=== Exercise ===
Report how many lines contain the word "skupina"; answer with the number only.
BEGIN Dataset records
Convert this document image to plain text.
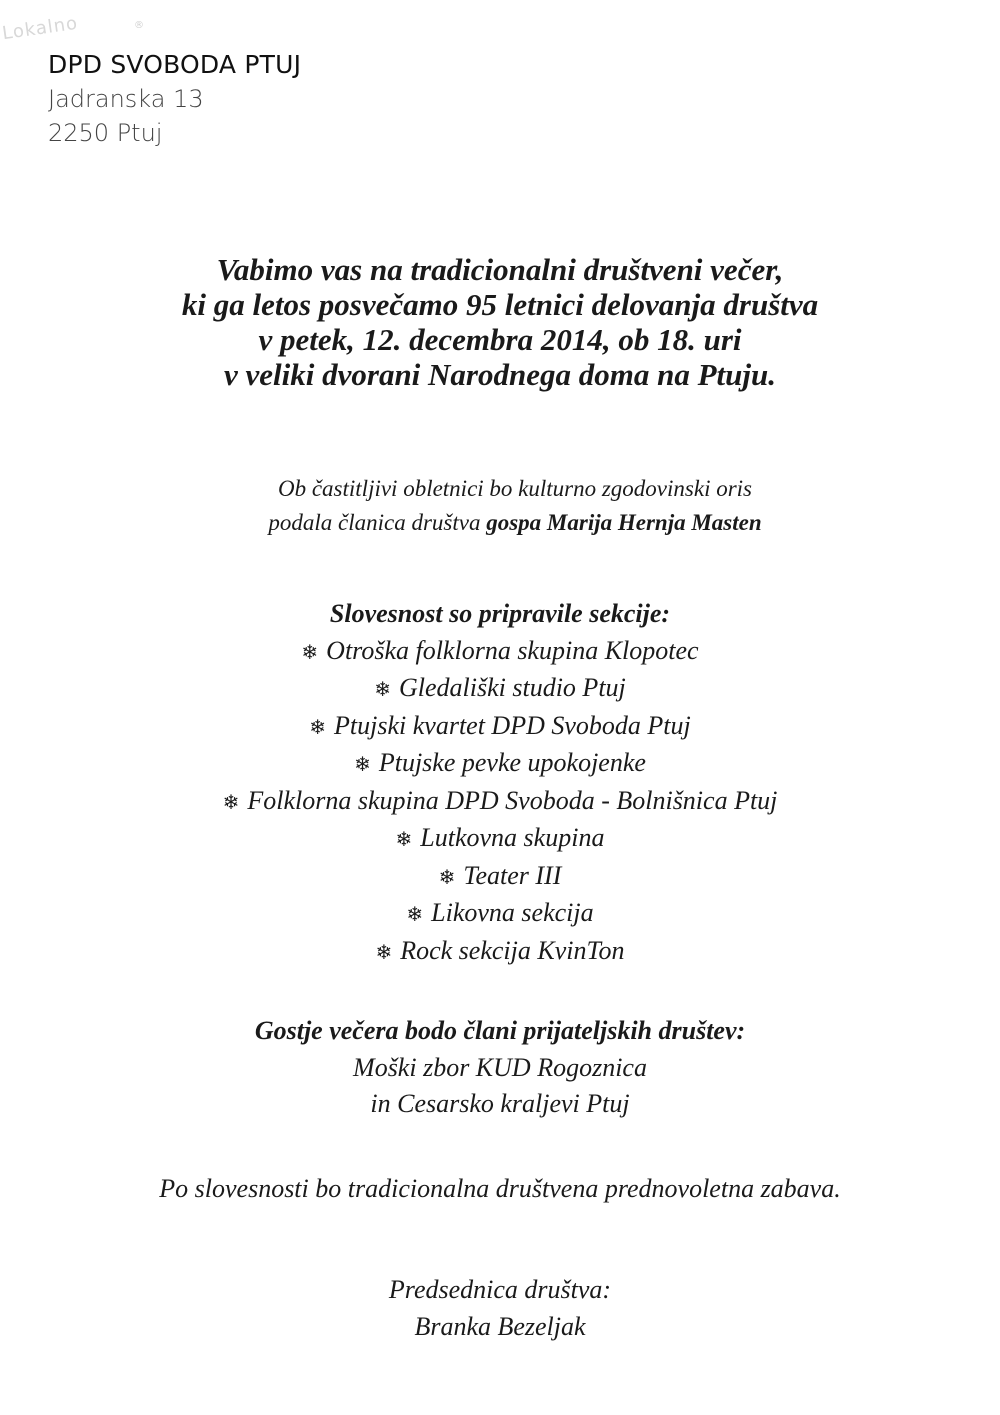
Lokalno	®
DPD SVOBODA PTUJ
Jadranska 13
2250 Ptuj
Vabimo vas na tradicionalni društveni večer,
ki ga letos posvečamo 95 letnici delovanja društva
v petek, 12. decembra 2014, ob 18. uri
v veliki dvorani Narodnega doma na Ptuju.
Ob častitljivi obletnici bo kulturno zgodovinski oris
podala članica društva gospa Marija Hernja Masten
Slovesnost so pripravile sekcije:
❄ Otroška folklorna skupina Klopotec
❄ Gledališki studio Ptuj
❄ Ptujski kvartet DPD Svoboda Ptuj
❄ Ptujske pevke upokojenke
❄ Folklorna skupina DPD Svoboda - Bolnišnica Ptuj
❄ Lutkovna skupina
❄ Teater III
❄ Likovna sekcija
❄ Rock sekcija KvinTon
Gostje večera bodo člani prijateljskih društev:
Moški zbor KUD Rogoznica
in Cesarsko kraljevi Ptuj
Po slovesnosti bo tradicionalna društvena prednovoletna zabava.
Predsednica društva:
Branka Bezeljak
END Dataset records
=== Solution for this problem ===
3